┏━━

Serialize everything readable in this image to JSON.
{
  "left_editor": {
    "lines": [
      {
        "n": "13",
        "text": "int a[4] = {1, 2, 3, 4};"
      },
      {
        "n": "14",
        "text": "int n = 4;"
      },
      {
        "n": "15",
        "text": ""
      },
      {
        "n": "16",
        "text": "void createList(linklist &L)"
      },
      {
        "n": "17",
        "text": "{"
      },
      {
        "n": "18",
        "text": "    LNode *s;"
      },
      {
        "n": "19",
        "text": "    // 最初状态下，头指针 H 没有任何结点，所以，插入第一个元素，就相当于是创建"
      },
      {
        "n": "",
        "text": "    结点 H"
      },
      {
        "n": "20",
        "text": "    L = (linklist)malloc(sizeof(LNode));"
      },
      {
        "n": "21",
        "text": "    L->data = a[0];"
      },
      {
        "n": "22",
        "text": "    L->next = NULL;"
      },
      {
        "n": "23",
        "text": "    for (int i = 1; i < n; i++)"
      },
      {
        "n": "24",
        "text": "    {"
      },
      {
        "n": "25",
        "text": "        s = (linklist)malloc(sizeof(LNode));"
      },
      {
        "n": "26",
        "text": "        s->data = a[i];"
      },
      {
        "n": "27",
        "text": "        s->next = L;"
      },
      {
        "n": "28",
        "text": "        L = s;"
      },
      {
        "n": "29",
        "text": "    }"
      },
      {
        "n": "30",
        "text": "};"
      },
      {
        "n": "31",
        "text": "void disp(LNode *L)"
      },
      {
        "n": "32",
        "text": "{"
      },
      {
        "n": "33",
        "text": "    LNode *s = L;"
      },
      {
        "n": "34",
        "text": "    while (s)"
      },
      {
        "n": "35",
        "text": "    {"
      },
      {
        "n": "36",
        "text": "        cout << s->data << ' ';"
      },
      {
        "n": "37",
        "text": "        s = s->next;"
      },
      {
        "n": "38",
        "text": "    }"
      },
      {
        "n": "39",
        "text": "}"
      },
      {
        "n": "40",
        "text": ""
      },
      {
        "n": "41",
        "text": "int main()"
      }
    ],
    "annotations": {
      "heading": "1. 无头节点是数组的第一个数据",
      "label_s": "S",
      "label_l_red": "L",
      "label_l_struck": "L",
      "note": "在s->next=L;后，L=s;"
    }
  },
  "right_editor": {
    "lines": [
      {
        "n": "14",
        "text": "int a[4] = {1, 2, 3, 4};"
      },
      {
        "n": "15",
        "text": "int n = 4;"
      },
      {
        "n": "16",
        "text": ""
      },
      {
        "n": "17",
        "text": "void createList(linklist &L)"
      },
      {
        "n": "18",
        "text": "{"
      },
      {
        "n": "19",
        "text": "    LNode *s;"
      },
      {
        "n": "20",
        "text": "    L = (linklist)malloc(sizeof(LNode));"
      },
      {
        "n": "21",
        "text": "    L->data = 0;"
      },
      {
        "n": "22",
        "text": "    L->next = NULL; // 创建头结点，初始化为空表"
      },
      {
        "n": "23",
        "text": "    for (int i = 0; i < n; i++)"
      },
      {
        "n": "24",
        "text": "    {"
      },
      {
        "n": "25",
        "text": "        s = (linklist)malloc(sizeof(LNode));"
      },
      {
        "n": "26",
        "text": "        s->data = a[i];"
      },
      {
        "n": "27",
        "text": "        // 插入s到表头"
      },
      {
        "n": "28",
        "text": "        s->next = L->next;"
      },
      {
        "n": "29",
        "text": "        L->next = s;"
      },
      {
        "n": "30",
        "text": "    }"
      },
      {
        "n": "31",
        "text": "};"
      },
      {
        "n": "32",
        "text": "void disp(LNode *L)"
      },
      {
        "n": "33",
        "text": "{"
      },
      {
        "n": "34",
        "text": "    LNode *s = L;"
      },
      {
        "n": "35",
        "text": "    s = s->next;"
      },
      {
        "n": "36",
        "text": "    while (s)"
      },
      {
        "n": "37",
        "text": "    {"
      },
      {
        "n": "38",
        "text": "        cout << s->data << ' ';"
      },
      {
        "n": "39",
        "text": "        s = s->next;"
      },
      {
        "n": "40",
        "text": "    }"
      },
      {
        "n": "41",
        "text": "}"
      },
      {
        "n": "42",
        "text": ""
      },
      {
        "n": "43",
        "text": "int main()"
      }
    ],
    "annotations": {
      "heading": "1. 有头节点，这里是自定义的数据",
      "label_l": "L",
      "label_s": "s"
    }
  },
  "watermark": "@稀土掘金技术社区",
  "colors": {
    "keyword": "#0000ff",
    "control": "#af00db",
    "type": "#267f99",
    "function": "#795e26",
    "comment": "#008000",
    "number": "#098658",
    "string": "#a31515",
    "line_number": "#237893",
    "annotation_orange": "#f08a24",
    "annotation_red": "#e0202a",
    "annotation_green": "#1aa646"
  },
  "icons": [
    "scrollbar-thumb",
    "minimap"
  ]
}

┗━━

*Stated goal:*
All entries must be repeated verbatim.

*Problem solution:*
Serialize everything readable in this image to JSON.
{
  "left_editor": {
    "lines": [
      {
        "n": "13",
        "text": "int a[4] = {1, 2, 3, 4};"
      },
      {
        "n": "14",
        "text": "int n = 4;"
      },
      {
        "n": "15",
        "text": ""
      },
      {
        "n": "16",
        "text": "void createList(linklist &L)"
      },
      {
        "n": "17",
        "text": "{"
      },
      {
        "n": "18",
        "text": "    LNode *s;"
      },
      {
        "n": "19",
        "text": "    // 最初状态下，头指针 H 没有任何结点，所以，插入第一个元素，就相当于是创建"
      },
      {
        "n": "",
        "text": "    结点 H"
      },
      {
        "n": "20",
        "text": "    L = (linklist)malloc(sizeof(LNode));"
      },
      {
        "n": "21",
        "text": "    L->data = a[0];"
      },
      {
        "n": "22",
        "text": "    L->next = NULL;"
      },
      {
        "n": "23",
        "text": "    for (int i = 1; i < n; i++)"
      },
      {
        "n": "24",
        "text": "    {"
      },
      {
        "n": "25",
        "text": "        s = (linklist)malloc(sizeof(LNode));"
      },
      {
        "n": "26",
        "text": "        s->data = a[i];"
      },
      {
        "n": "27",
        "text": "        s->next = L;"
      },
      {
        "n": "28",
        "text": "        L = s;"
      },
      {
        "n": "29",
        "text": "    }"
      },
      {
        "n": "30",
        "text": "};"
      },
      {
        "n": "31",
        "text": "void disp(LNode *L)"
      },
      {
        "n": "32",
        "text": "{"
      },
      {
        "n": "33",
        "text": "    LNode *s = L;"
      },
      {
        "n": "34",
        "text": "    while (s)"
      },
      {
        "n": "35",
        "text": "    {"
      },
      {
        "n": "36",
        "text": "        cout << s->data << ' ';"
      },
      {
        "n": "37",
        "text": "        s = s->next;"
      },
      {
        "n": "38",
        "text": "    }"
      },
      {
        "n": "39",
        "text": "}"
      },
      {
        "n": "40",
        "text": ""
      },
      {
        "n": "41",
        "text": "int main()"
      }
    ],
    "annotations": {
      "heading": "1. 无头节点是数组的第一个数据",
      "label_s": "S",
      "label_l_red": "L",
      "label_l_struck": "L",
      "note": "在s->next=L;后，L=s;"
    }
  },
  "right_editor": {
    "lines": [
      {
        "n": "14",
        "text": "int a[4] = {1, 2, 3, 4};"
      },
      {
        "n": "15",
        "text": "int n = 4;"
      },
      {
        "n": "16",
        "text": ""
      },
      {
        "n": "17",
        "text": "void createList(linklist &L)"
      },
      {
        "n": "18",
        "text": "{"
      },
      {
        "n": "19",
        "text": "    LNode *s;"
      },
      {
        "n": "20",
        "text": "    L = (linklist)malloc(sizeof(LNode));"
      },
      {
        "n": "21",
        "text": "    L->data = 0;"
      },
      {
        "n": "22",
        "text": "    L->next = NULL; // 创建头结点，初始化为空表"
      },
      {
        "n": "23",
        "text": "    for (int i = 0; i < n; i++)"
      },
      {
        "n": "24",
        "text": "    {"
      },
      {
        "n": "25",
        "text": "        s = (linklist)malloc(sizeof(LNode));"
      },
      {
        "n": "26",
        "text": "        s->data = a[i];"
      },
      {
        "n": "27",
        "text": "        // 插入s到表头"
      },
      {
        "n": "28",
        "text": "        s->next = L->next;"
      },
      {
        "n": "29",
        "text": "        L->next = s;"
      },
      {
        "n": "30",
        "text": "    }"
      },
      {
        "n": "31",
        "text": "};"
      },
      {
        "n": "32",
        "text": "void disp(LNode *L)"
      },
      {
        "n": "33",
        "text": "{"
      },
      {
        "n": "34",
        "text": "    LNode *s = L;"
      },
      {
        "n": "35",
        "text": "    s = s->next;"
      },
      {
        "n": "36",
        "text": "    while (s)"
      },
      {
        "n": "37",
        "text": "    {"
      },
      {
        "n": "38",
        "text": "        cout << s->data << ' ';"
      },
      {
        "n": "39",
        "text": "        s = s->next;"
      },
      {
        "n": "40",
        "text": "    }"
      },
      {
        "n": "41",
        "text": "}"
      },
      {
        "n": "42",
        "text": ""
      },
      {
        "n": "43",
        "text": "int main()"
      }
    ],
    "annotations": {
      "heading": "1. 有头节点，这里是自定义的数据",
      "label_l": "L",
      "label_s": "s"
    }
  },
  "watermark": "@稀土掘金技术社区",
  "colors": {
    "keyword": "#0000ff",
    "control": "#af00db",
    "type": "#267f99",
    "function": "#795e26",
    "comment": "#008000",
    "number": "#098658",
    "string": "#a31515",
    "line_number": "#237893",
    "annotation_orange": "#f08a24",
    "annotation_red": "#e0202a",
    "annotation_green": "#1aa646"
  },
  "icons": [
    "scrollbar-thumb",
    "minimap"
  ]
}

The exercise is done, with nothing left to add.